**What to do**:
One number is the whole answer: how many lines of the records include "last".

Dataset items
^^^^^^^^^^^^^^^^

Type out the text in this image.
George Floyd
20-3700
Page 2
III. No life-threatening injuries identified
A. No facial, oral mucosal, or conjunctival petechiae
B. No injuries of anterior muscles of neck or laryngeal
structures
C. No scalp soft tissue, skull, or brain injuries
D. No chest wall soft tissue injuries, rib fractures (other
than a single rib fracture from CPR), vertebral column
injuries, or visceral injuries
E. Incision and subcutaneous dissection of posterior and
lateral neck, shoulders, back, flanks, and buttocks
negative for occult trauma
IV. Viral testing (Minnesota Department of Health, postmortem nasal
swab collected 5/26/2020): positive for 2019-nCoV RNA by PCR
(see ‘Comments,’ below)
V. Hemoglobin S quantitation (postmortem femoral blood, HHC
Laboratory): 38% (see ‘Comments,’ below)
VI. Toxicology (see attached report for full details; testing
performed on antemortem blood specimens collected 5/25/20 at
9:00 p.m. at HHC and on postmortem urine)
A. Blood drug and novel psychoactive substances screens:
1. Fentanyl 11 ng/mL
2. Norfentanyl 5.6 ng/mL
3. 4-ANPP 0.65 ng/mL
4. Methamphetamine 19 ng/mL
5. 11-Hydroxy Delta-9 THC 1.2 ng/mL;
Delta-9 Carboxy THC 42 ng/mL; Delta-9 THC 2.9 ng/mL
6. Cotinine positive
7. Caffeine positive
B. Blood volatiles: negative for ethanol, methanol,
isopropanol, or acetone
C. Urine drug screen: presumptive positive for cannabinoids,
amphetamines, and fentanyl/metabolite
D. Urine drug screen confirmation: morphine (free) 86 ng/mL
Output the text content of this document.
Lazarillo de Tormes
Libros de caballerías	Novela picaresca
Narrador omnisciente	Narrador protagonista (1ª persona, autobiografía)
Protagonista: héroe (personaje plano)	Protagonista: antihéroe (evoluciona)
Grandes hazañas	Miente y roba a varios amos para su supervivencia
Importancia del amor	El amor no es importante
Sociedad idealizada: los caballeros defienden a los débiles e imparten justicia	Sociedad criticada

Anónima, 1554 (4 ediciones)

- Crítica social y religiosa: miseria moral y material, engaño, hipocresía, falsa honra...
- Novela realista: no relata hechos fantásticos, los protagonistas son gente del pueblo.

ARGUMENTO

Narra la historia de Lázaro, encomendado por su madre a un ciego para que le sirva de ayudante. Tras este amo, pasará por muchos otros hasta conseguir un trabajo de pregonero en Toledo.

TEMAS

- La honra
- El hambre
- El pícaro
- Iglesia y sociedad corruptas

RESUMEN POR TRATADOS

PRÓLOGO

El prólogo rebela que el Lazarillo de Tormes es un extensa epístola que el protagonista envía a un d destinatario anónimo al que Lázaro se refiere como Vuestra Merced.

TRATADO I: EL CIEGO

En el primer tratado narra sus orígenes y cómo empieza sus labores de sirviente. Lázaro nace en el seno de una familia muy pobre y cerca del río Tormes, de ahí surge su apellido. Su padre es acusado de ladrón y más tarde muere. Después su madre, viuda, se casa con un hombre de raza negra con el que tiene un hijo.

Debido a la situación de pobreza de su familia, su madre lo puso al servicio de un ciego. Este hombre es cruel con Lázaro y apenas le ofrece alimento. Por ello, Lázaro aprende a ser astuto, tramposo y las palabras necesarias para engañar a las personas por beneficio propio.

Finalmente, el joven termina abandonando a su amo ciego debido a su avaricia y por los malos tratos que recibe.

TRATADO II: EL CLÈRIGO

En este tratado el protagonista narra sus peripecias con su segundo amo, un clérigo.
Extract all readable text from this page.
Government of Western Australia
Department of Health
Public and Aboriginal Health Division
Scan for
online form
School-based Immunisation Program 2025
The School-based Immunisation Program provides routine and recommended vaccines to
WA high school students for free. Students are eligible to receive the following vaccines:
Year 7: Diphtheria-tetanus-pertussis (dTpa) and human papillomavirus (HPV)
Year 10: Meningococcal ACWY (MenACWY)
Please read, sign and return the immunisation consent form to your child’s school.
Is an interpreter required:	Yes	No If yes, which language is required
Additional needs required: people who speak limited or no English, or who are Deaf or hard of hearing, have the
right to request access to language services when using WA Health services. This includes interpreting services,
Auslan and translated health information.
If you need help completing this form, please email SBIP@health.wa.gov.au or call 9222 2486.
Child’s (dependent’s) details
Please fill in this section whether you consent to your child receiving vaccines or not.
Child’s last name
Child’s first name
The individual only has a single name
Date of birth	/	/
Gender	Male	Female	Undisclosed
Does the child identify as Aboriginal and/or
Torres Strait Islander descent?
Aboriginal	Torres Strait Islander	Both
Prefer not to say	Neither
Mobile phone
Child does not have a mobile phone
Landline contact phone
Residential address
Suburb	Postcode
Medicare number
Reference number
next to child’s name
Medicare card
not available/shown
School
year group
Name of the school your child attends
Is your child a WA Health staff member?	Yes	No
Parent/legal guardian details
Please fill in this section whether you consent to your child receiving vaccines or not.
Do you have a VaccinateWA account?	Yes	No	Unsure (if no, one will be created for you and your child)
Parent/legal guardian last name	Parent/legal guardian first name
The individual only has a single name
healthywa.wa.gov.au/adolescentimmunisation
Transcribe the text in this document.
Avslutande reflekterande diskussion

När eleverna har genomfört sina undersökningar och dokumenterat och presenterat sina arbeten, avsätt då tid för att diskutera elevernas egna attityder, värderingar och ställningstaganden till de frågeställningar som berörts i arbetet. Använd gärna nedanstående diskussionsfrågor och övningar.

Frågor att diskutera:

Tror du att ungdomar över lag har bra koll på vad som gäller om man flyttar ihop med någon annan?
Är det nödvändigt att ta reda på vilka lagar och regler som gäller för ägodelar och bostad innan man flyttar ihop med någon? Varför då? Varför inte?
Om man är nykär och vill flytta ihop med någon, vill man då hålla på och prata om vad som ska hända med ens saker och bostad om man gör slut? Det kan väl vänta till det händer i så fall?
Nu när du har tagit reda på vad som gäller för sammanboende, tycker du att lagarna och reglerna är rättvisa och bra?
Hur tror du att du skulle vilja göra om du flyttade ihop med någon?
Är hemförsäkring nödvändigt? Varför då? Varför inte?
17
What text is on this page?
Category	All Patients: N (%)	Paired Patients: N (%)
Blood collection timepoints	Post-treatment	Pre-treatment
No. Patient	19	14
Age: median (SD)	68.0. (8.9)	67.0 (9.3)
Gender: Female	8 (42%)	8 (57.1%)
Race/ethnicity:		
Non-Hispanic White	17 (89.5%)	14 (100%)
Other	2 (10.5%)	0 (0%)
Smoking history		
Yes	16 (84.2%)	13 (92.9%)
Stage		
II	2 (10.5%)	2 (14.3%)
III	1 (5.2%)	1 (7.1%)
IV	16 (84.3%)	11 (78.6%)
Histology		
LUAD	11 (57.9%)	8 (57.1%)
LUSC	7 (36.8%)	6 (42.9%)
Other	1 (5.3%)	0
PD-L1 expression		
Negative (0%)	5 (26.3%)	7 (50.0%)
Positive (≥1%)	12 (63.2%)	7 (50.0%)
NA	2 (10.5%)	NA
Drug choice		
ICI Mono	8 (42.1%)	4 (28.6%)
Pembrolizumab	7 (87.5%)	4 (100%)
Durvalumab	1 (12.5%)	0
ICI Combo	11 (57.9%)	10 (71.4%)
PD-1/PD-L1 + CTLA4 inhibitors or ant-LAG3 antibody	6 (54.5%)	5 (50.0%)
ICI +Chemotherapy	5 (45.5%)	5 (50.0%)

^^^^^^^^^^^^^^^^

**Answer to this exercise**:
2